Task to carry out =
In your copy, include every line of the listing below exactly but none of the pictures.

Dataset rows =
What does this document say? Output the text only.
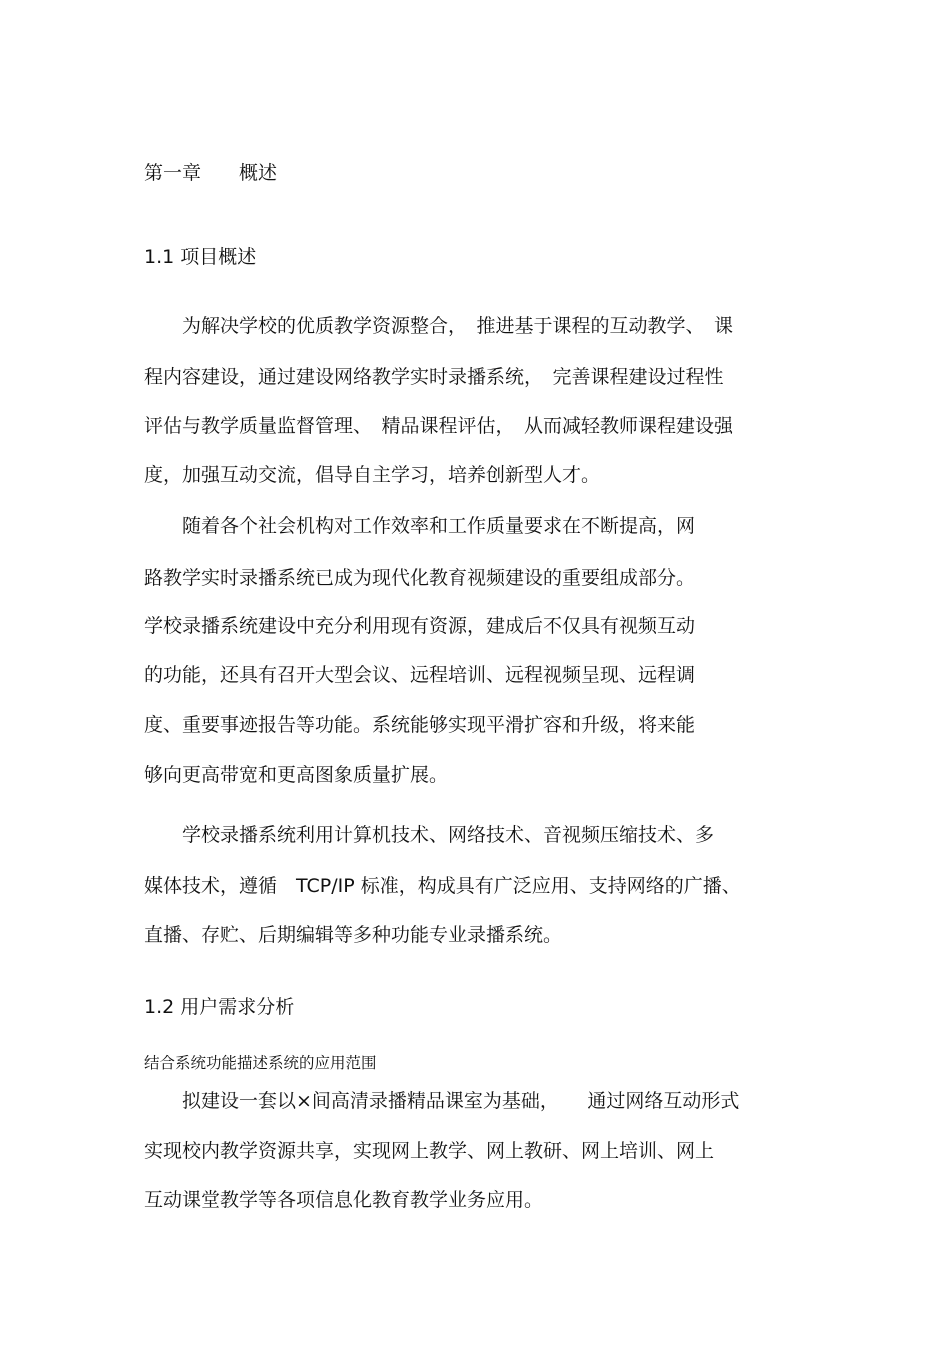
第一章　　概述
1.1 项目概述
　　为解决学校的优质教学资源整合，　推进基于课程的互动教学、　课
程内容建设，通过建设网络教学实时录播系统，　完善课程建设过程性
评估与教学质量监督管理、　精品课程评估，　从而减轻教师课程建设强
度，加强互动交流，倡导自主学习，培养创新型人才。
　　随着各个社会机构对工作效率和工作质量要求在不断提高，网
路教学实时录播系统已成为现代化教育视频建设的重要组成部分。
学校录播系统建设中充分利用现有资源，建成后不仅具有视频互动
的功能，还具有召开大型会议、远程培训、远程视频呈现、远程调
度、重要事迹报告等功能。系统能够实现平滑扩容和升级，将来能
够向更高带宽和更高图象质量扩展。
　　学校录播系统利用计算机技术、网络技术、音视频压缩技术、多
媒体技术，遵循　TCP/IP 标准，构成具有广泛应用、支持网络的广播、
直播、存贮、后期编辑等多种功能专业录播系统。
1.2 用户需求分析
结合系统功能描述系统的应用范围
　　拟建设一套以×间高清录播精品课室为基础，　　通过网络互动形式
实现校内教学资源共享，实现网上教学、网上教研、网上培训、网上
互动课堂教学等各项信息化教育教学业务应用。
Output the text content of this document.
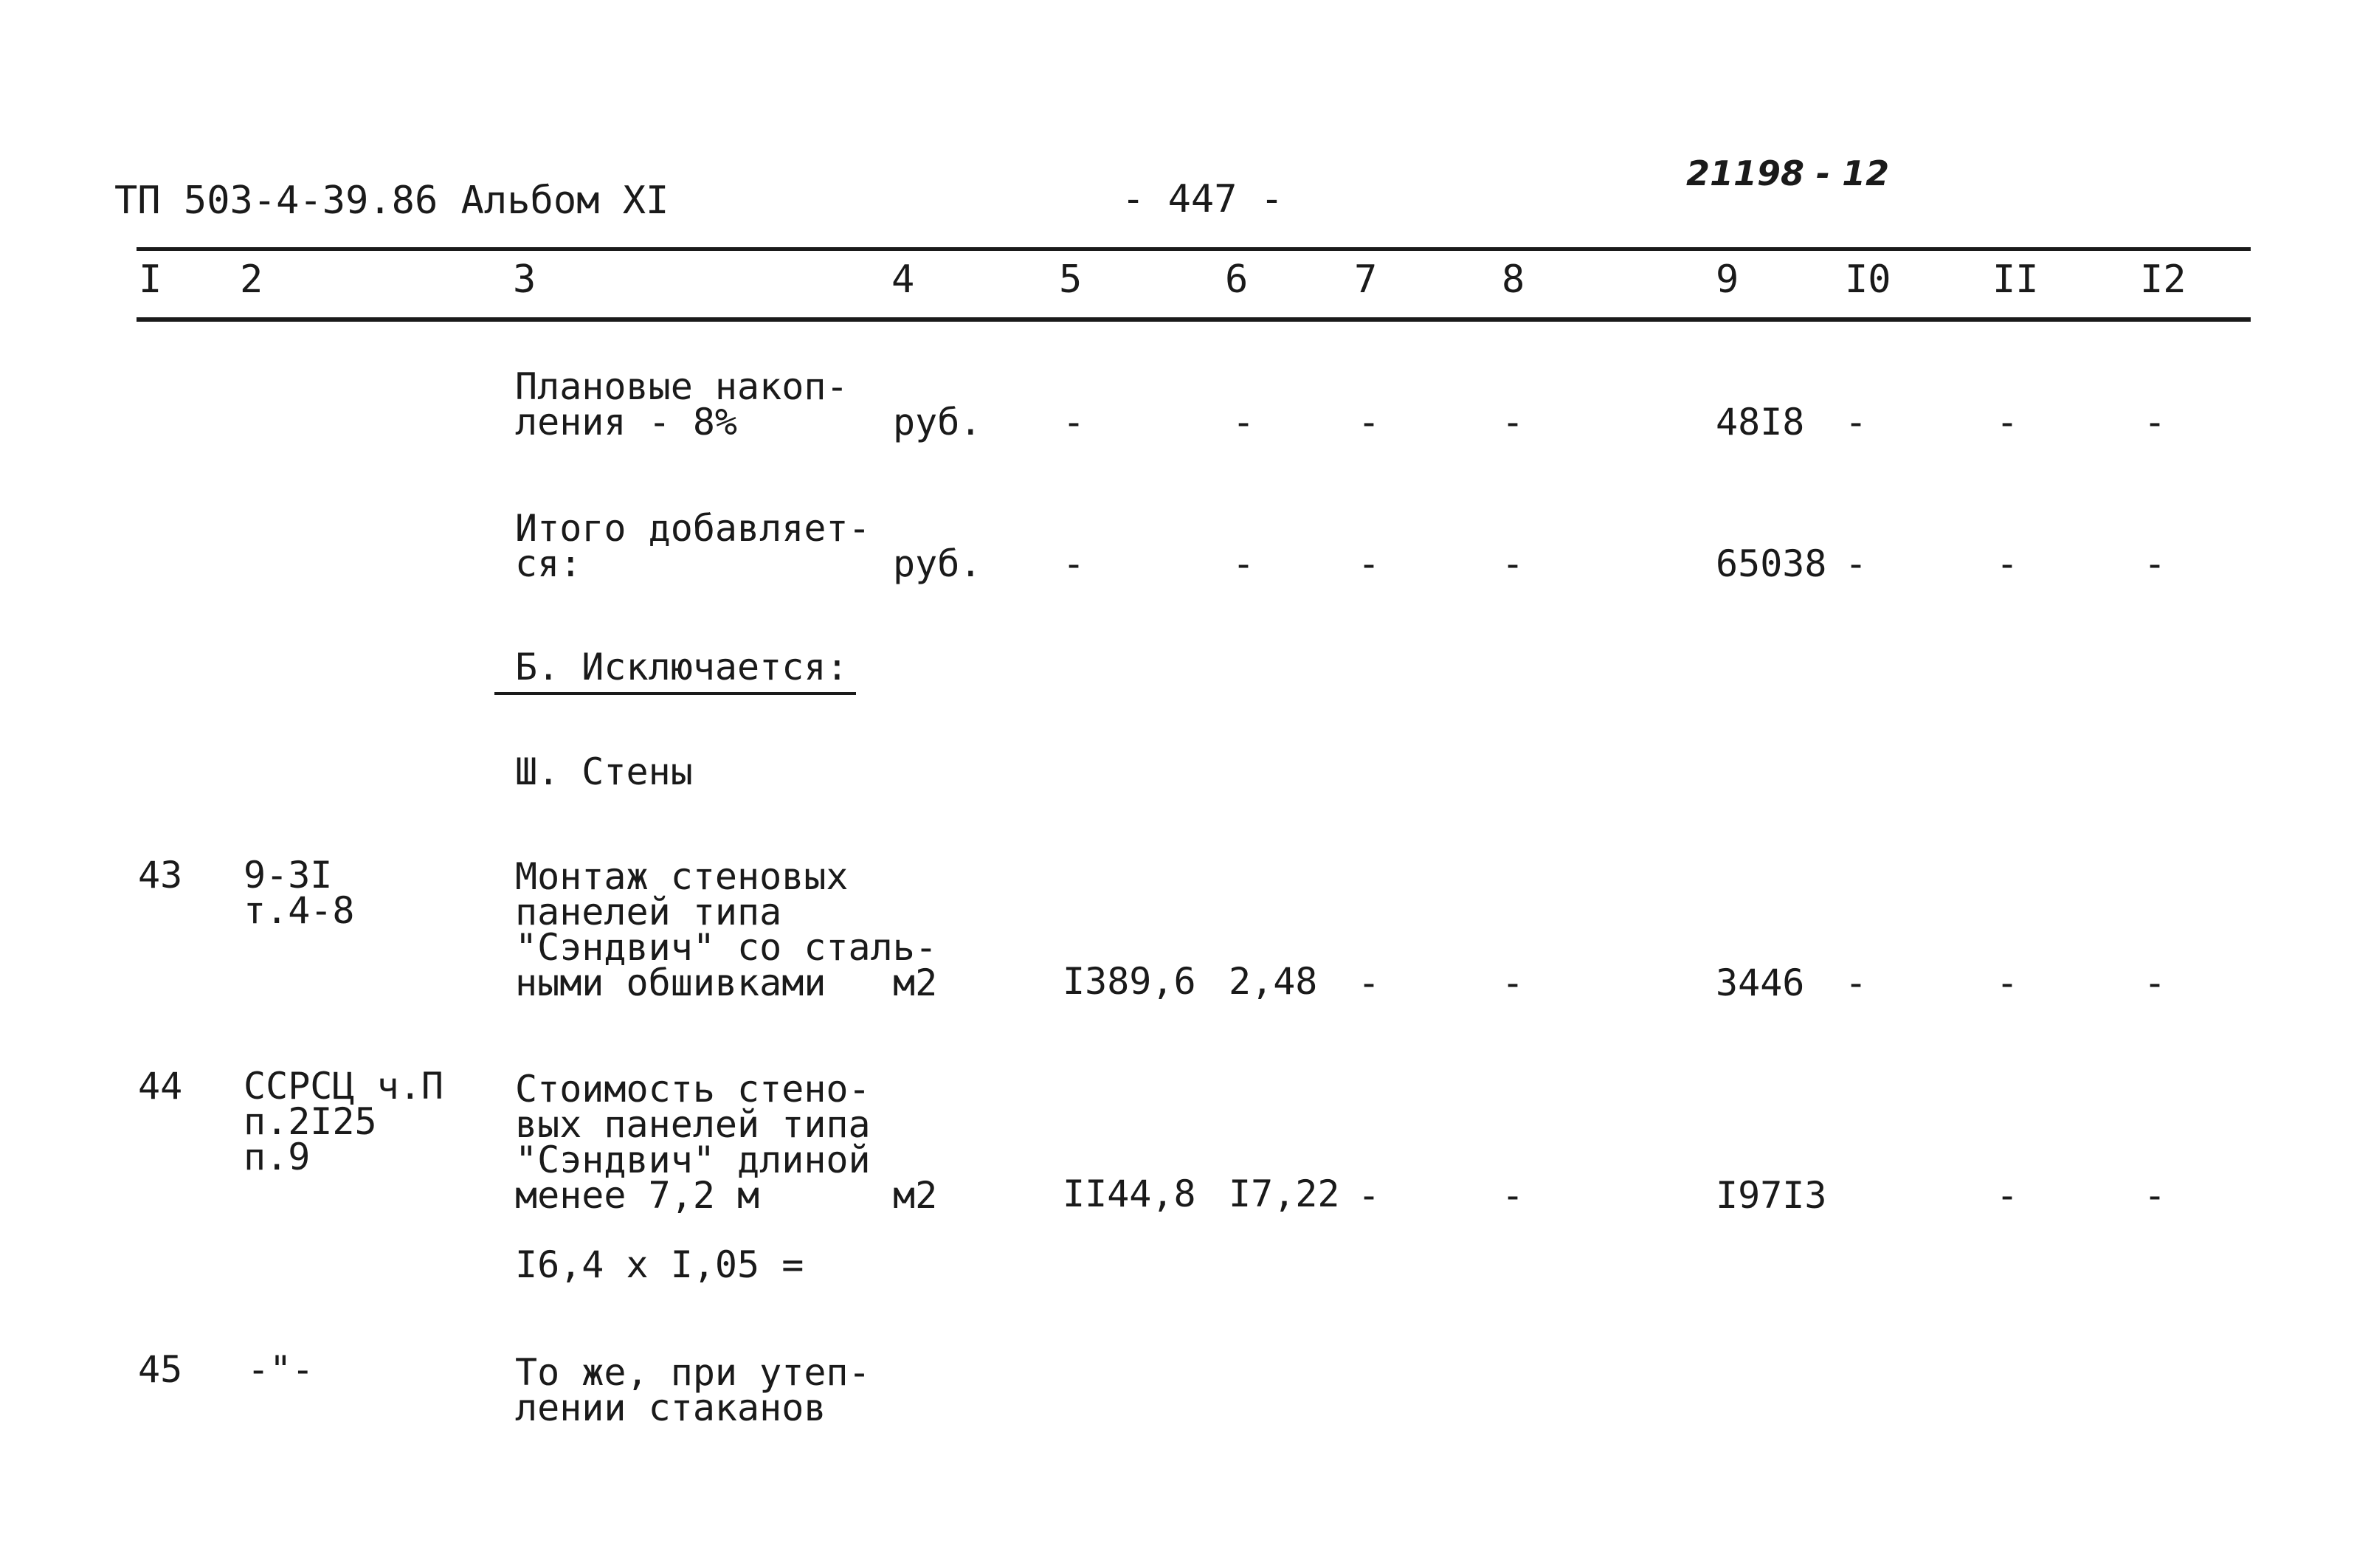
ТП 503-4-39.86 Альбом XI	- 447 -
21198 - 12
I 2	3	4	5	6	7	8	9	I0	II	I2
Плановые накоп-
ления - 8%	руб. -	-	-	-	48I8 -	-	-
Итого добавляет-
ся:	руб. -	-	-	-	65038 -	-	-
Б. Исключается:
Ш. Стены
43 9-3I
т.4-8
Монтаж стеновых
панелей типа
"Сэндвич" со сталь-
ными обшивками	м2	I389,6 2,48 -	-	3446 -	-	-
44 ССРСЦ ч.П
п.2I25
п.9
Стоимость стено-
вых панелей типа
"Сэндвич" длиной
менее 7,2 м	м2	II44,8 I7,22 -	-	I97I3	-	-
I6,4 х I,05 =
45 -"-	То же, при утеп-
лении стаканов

Output below =
What does this document say? Output the text only.
第一章　　概述
1.1 项目概述
　　为解决学校的优质教学资源整合，　推进基于课程的互动教学、　课
程内容建设，通过建设网络教学实时录播系统，　完善课程建设过程性
评估与教学质量监督管理、　精品课程评估，　从而减轻教师课程建设强
度，加强互动交流，倡导自主学习，培养创新型人才。
　　随着各个社会机构对工作效率和工作质量要求在不断提高，网
路教学实时录播系统已成为现代化教育视频建设的重要组成部分。
学校录播系统建设中充分利用现有资源，建成后不仅具有视频互动
的功能，还具有召开大型会议、远程培训、远程视频呈现、远程调
度、重要事迹报告等功能。系统能够实现平滑扩容和升级，将来能
够向更高带宽和更高图象质量扩展。
　　学校录播系统利用计算机技术、网络技术、音视频压缩技术、多
媒体技术，遵循　TCP/IP 标准，构成具有广泛应用、支持网络的广播、
直播、存贮、后期编辑等多种功能专业录播系统。
1.2 用户需求分析
结合系统功能描述系统的应用范围
　　拟建设一套以×间高清录播精品课室为基础，　　通过网络互动形式
实现校内教学资源共享，实现网上教学、网上教研、网上培训、网上
互动课堂教学等各项信息化教育教学业务应用。
Output the text content of this document.
ТП 503-4-39.86 Альбом XI	- 447 -
21198 - 12
I 2	3	4	5	6	7	8	9	I0	II	I2
Плановые накоп-
ления - 8%	руб. -	-	-	-	48I8 -	-	-
Итого добавляет-
ся:	руб. -	-	-	-	65038 -	-	-
Б. Исключается:
Ш. Стены
43 9-3I
т.4-8
Монтаж стеновых
панелей типа
"Сэндвич" со сталь-
ными обшивками	м2	I389,6 2,48 -	-	3446 -	-	-
44 ССРСЦ ч.П
п.2I25
п.9
Стоимость стено-
вых панелей типа
"Сэндвич" длиной
менее 7,2 м	м2	II44,8 I7,22 -	-	I97I3	-	-
I6,4 х I,05 =
45 -"-	То же, при утеп-
лении стаканов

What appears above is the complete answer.